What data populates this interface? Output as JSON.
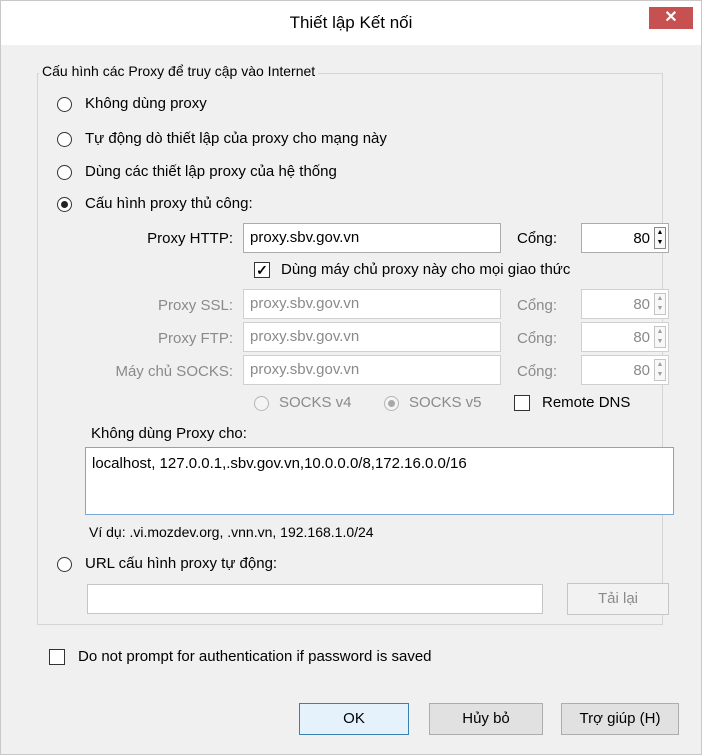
{
  "window": {
    "title": "Thiết lập Kết nối",
    "close_icon": "close-icon"
  },
  "group": {
    "legend": "Cấu hình các Proxy để truy cập vào Internet"
  },
  "options": {
    "no_proxy": "Không dùng proxy",
    "auto_detect": "Tự động dò thiết lập của proxy cho mạng này",
    "system_proxy": "Dùng các thiết lập proxy của hệ thống",
    "manual_proxy": "Cấu hình proxy thủ công:",
    "pac_url": "URL cấu hình proxy tự động:",
    "selected": "manual_proxy"
  },
  "manual": {
    "http_label": "Proxy HTTP:",
    "http_value": "proxy.sbv.gov.vn",
    "http_port_label": "Cổng:",
    "http_port": "80",
    "share_label": "Dùng máy chủ proxy này cho mọi giao thức",
    "share_checked": true,
    "ssl_label": "Proxy SSL:",
    "ssl_value": "proxy.sbv.gov.vn",
    "ssl_port_label": "Cổng:",
    "ssl_port": "80",
    "ftp_label": "Proxy FTP:",
    "ftp_value": "proxy.sbv.gov.vn",
    "ftp_port_label": "Cổng:",
    "ftp_port": "80",
    "socks_label": "Máy chủ SOCKS:",
    "socks_value": "proxy.sbv.gov.vn",
    "socks_port_label": "Cổng:",
    "socks_port": "80",
    "socks_v4": "SOCKS v4",
    "socks_v5": "SOCKS v5",
    "socks_selected": "v5",
    "remote_dns": "Remote DNS",
    "remote_dns_checked": false
  },
  "no_proxy_for": {
    "label": "Không dùng Proxy cho:",
    "value": "localhost, 127.0.0.1,.sbv.gov.vn,10.0.0.0/8,172.16.0.0/16",
    "example": "Ví dụ: .vi.mozdev.org, .vnn.vn, 192.168.1.0/24"
  },
  "pac": {
    "url_value": "",
    "reload_label": "Tải lại"
  },
  "auth": {
    "label": "Do not prompt for authentication if password is saved",
    "checked": false
  },
  "buttons": {
    "ok": "OK",
    "cancel": "Hủy bỏ",
    "help": "Trợ giúp (H)"
  }
}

----

REQUIREMENTS: Take the listing above and print it exactly, apart from the pictures.

EXERCISE ANSWER:
What data populates this interface? Output as JSON.
{
  "window": {
    "title": "Thiết lập Kết nối",
    "close_icon": "close-icon"
  },
  "group": {
    "legend": "Cấu hình các Proxy để truy cập vào Internet"
  },
  "options": {
    "no_proxy": "Không dùng proxy",
    "auto_detect": "Tự động dò thiết lập của proxy cho mạng này",
    "system_proxy": "Dùng các thiết lập proxy của hệ thống",
    "manual_proxy": "Cấu hình proxy thủ công:",
    "pac_url": "URL cấu hình proxy tự động:",
    "selected": "manual_proxy"
  },
  "manual": {
    "http_label": "Proxy HTTP:",
    "http_value": "proxy.sbv.gov.vn",
    "http_port_label": "Cổng:",
    "http_port": "80",
    "share_label": "Dùng máy chủ proxy này cho mọi giao thức",
    "share_checked": true,
    "ssl_label": "Proxy SSL:",
    "ssl_value": "proxy.sbv.gov.vn",
    "ssl_port_label": "Cổng:",
    "ssl_port": "80",
    "ftp_label": "Proxy FTP:",
    "ftp_value": "proxy.sbv.gov.vn",
    "ftp_port_label": "Cổng:",
    "ftp_port": "80",
    "socks_label": "Máy chủ SOCKS:",
    "socks_value": "proxy.sbv.gov.vn",
    "socks_port_label": "Cổng:",
    "socks_port": "80",
    "socks_v4": "SOCKS v4",
    "socks_v5": "SOCKS v5",
    "socks_selected": "v5",
    "remote_dns": "Remote DNS",
    "remote_dns_checked": false
  },
  "no_proxy_for": {
    "label": "Không dùng Proxy cho:",
    "value": "localhost, 127.0.0.1,.sbv.gov.vn,10.0.0.0/8,172.16.0.0/16",
    "example": "Ví dụ: .vi.mozdev.org, .vnn.vn, 192.168.1.0/24"
  },
  "pac": {
    "url_value": "",
    "reload_label": "Tải lại"
  },
  "auth": {
    "label": "Do not prompt for authentication if password is saved",
    "checked": false
  },
  "buttons": {
    "ok": "OK",
    "cancel": "Hủy bỏ",
    "help": "Trợ giúp (H)"
  }
}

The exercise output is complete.